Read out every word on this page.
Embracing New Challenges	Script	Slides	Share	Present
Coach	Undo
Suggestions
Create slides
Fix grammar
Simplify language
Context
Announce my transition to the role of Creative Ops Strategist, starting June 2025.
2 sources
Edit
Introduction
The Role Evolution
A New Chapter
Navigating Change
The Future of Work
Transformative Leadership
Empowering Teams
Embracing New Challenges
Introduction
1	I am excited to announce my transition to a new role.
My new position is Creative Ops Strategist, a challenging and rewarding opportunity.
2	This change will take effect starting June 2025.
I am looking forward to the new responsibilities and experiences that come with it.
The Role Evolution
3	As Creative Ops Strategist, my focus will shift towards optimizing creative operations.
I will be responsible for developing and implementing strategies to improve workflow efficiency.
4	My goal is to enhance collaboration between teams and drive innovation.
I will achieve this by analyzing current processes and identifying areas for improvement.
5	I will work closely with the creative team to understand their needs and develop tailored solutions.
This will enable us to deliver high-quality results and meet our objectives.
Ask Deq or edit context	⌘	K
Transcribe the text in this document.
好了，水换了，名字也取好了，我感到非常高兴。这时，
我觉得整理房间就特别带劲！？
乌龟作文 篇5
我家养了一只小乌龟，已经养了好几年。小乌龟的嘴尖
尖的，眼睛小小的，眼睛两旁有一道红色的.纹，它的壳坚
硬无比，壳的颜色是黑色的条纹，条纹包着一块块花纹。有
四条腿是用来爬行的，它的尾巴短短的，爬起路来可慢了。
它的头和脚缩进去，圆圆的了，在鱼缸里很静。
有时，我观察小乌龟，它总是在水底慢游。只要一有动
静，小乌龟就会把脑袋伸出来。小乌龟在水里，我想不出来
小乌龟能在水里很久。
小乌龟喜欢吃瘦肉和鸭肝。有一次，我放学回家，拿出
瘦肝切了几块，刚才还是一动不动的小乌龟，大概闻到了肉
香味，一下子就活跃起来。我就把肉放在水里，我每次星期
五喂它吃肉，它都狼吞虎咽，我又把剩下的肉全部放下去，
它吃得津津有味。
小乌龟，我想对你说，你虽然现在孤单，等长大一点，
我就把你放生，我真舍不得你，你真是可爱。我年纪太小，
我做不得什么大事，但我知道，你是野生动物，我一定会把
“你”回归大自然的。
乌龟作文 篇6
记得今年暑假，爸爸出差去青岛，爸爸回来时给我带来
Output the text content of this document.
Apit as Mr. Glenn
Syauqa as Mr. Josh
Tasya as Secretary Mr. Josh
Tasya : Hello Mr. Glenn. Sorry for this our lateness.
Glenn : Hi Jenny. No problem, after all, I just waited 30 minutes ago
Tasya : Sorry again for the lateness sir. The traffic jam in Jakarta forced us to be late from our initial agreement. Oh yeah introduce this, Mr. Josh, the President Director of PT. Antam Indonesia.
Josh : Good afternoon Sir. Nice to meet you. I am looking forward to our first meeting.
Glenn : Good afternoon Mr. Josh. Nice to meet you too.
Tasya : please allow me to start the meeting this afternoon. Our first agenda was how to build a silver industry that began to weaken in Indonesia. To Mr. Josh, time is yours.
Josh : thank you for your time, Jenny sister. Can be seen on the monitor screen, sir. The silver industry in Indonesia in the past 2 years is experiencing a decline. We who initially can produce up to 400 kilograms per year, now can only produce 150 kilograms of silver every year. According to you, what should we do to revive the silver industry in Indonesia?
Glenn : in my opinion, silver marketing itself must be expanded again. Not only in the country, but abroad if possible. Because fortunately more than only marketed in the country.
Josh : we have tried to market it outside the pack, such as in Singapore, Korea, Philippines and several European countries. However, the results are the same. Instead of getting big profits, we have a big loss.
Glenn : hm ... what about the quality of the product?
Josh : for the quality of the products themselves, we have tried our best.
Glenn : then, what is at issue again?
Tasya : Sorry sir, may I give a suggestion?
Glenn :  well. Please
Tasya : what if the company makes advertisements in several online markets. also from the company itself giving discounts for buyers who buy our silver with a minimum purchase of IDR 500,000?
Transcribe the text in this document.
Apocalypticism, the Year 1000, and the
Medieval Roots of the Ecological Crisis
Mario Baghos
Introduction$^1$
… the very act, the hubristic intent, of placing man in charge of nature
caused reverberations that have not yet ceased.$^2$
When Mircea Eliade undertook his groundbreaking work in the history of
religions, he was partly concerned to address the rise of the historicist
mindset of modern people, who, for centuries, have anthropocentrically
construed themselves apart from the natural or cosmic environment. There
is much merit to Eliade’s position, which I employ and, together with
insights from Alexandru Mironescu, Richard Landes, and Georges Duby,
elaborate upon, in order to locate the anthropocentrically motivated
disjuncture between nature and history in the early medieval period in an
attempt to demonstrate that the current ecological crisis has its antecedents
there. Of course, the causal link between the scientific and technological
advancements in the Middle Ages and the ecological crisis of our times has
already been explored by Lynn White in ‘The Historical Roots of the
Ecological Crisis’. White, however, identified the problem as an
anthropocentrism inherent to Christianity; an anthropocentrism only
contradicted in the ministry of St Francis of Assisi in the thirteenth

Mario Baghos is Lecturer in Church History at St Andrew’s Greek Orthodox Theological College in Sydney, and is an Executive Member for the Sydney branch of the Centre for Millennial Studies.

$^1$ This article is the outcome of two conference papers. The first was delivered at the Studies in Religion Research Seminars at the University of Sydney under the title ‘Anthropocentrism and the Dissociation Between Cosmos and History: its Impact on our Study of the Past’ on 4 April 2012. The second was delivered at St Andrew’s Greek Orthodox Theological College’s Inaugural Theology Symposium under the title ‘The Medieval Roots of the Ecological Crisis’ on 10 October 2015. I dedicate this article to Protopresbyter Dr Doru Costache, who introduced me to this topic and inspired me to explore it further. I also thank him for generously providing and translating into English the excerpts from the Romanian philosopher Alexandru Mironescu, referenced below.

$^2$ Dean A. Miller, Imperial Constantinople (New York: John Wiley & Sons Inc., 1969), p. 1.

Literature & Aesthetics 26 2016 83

□ □ □ □ □ □ □

## DIRECTIONS:
All of the material must be reproduced exactly.

## RESULT OF THE EXERCISE:
Read out every word on this page.
Embracing New Challenges	Script	Slides	Share	Present
Coach	Undo
Suggestions
Create slides
Fix grammar
Simplify language
Context
Announce my transition to the role of Creative Ops Strategist, starting June 2025.
2 sources
Edit
Introduction
The Role Evolution
A New Chapter
Navigating Change
The Future of Work
Transformative Leadership
Empowering Teams
Embracing New Challenges
Introduction
1	I am excited to announce my transition to a new role.
My new position is Creative Ops Strategist, a challenging and rewarding opportunity.
2	This change will take effect starting June 2025.
I am looking forward to the new responsibilities and experiences that come with it.
The Role Evolution
3	As Creative Ops Strategist, my focus will shift towards optimizing creative operations.
I will be responsible for developing and implementing strategies to improve workflow efficiency.
4	My goal is to enhance collaboration between teams and drive innovation.
I will achieve this by analyzing current processes and identifying areas for improvement.
5	I will work closely with the creative team to understand their needs and develop tailored solutions.
This will enable us to deliver high-quality results and meet our objectives.
Ask Deq or edit context	⌘	K
Transcribe the text in this document.
好了，水换了，名字也取好了，我感到非常高兴。这时，
我觉得整理房间就特别带劲！？
乌龟作文 篇5
我家养了一只小乌龟，已经养了好几年。小乌龟的嘴尖
尖的，眼睛小小的，眼睛两旁有一道红色的.纹，它的壳坚
硬无比，壳的颜色是黑色的条纹，条纹包着一块块花纹。有
四条腿是用来爬行的，它的尾巴短短的，爬起路来可慢了。
它的头和脚缩进去，圆圆的了，在鱼缸里很静。
有时，我观察小乌龟，它总是在水底慢游。只要一有动
静，小乌龟就会把脑袋伸出来。小乌龟在水里，我想不出来
小乌龟能在水里很久。
小乌龟喜欢吃瘦肉和鸭肝。有一次，我放学回家，拿出
瘦肝切了几块，刚才还是一动不动的小乌龟，大概闻到了肉
香味，一下子就活跃起来。我就把肉放在水里，我每次星期
五喂它吃肉，它都狼吞虎咽，我又把剩下的肉全部放下去，
它吃得津津有味。
小乌龟，我想对你说，你虽然现在孤单，等长大一点，
我就把你放生，我真舍不得你，你真是可爱。我年纪太小，
我做不得什么大事，但我知道，你是野生动物，我一定会把
“你”回归大自然的。
乌龟作文 篇6
记得今年暑假，爸爸出差去青岛，爸爸回来时给我带来
Output the text content of this document.
Apit as Mr. Glenn
Syauqa as Mr. Josh
Tasya as Secretary Mr. Josh
Tasya : Hello Mr. Glenn. Sorry for this our lateness.
Glenn : Hi Jenny. No problem, after all, I just waited 30 minutes ago
Tasya : Sorry again for the lateness sir. The traffic jam in Jakarta forced us to be late from our initial agreement. Oh yeah introduce this, Mr. Josh, the President Director of PT. Antam Indonesia.
Josh : Good afternoon Sir. Nice to meet you. I am looking forward to our first meeting.
Glenn : Good afternoon Mr. Josh. Nice to meet you too.
Tasya : please allow me to start the meeting this afternoon. Our first agenda was how to build a silver industry that began to weaken in Indonesia. To Mr. Josh, time is yours.
Josh : thank you for your time, Jenny sister. Can be seen on the monitor screen, sir. The silver industry in Indonesia in the past 2 years is experiencing a decline. We who initially can produce up to 400 kilograms per year, now can only produce 150 kilograms of silver every year. According to you, what should we do to revive the silver industry in Indonesia?
Glenn : in my opinion, silver marketing itself must be expanded again. Not only in the country, but abroad if possible. Because fortunately more than only marketed in the country.
Josh : we have tried to market it outside the pack, such as in Singapore, Korea, Philippines and several European countries. However, the results are the same. Instead of getting big profits, we have a big loss.
Glenn : hm ... what about the quality of the product?
Josh : for the quality of the products themselves, we have tried our best.
Glenn : then, what is at issue again?
Tasya : Sorry sir, may I give a suggestion?
Glenn :  well. Please
Tasya : what if the company makes advertisements in several online markets. also from the company itself giving discounts for buyers who buy our silver with a minimum purchase of IDR 500,000?
Transcribe the text in this document.
Apocalypticism, the Year 1000, and the
Medieval Roots of the Ecological Crisis
Mario Baghos
Introduction$^1$
… the very act, the hubristic intent, of placing man in charge of nature
caused reverberations that have not yet ceased.$^2$
When Mircea Eliade undertook his groundbreaking work in the history of
religions, he was partly concerned to address the rise of the historicist
mindset of modern people, who, for centuries, have anthropocentrically
construed themselves apart from the natural or cosmic environment. There
is much merit to Eliade’s position, which I employ and, together with
insights from Alexandru Mironescu, Richard Landes, and Georges Duby,
elaborate upon, in order to locate the anthropocentrically motivated
disjuncture between nature and history in the early medieval period in an
attempt to demonstrate that the current ecological crisis has its antecedents
there. Of course, the causal link between the scientific and technological
advancements in the Middle Ages and the ecological crisis of our times has
already been explored by Lynn White in ‘The Historical Roots of the
Ecological Crisis’. White, however, identified the problem as an
anthropocentrism inherent to Christianity; an anthropocentrism only
contradicted in the ministry of St Francis of Assisi in the thirteenth

Mario Baghos is Lecturer in Church History at St Andrew’s Greek Orthodox Theological College in Sydney, and is an Executive Member for the Sydney branch of the Centre for Millennial Studies.

$^1$ This article is the outcome of two conference papers. The first was delivered at the Studies in Religion Research Seminars at the University of Sydney under the title ‘Anthropocentrism and the Dissociation Between Cosmos and History: its Impact on our Study of the Past’ on 4 April 2012. The second was delivered at St Andrew’s Greek Orthodox Theological College’s Inaugural Theology Symposium under the title ‘The Medieval Roots of the Ecological Crisis’ on 10 October 2015. I dedicate this article to Protopresbyter Dr Doru Costache, who introduced me to this topic and inspired me to explore it further. I also thank him for generously providing and translating into English the excerpts from the Romanian philosopher Alexandru Mironescu, referenced below.

$^2$ Dean A. Miller, Imperial Constantinople (New York: John Wiley & Sons Inc., 1969), p. 1.

Literature & Aesthetics 26 2016 83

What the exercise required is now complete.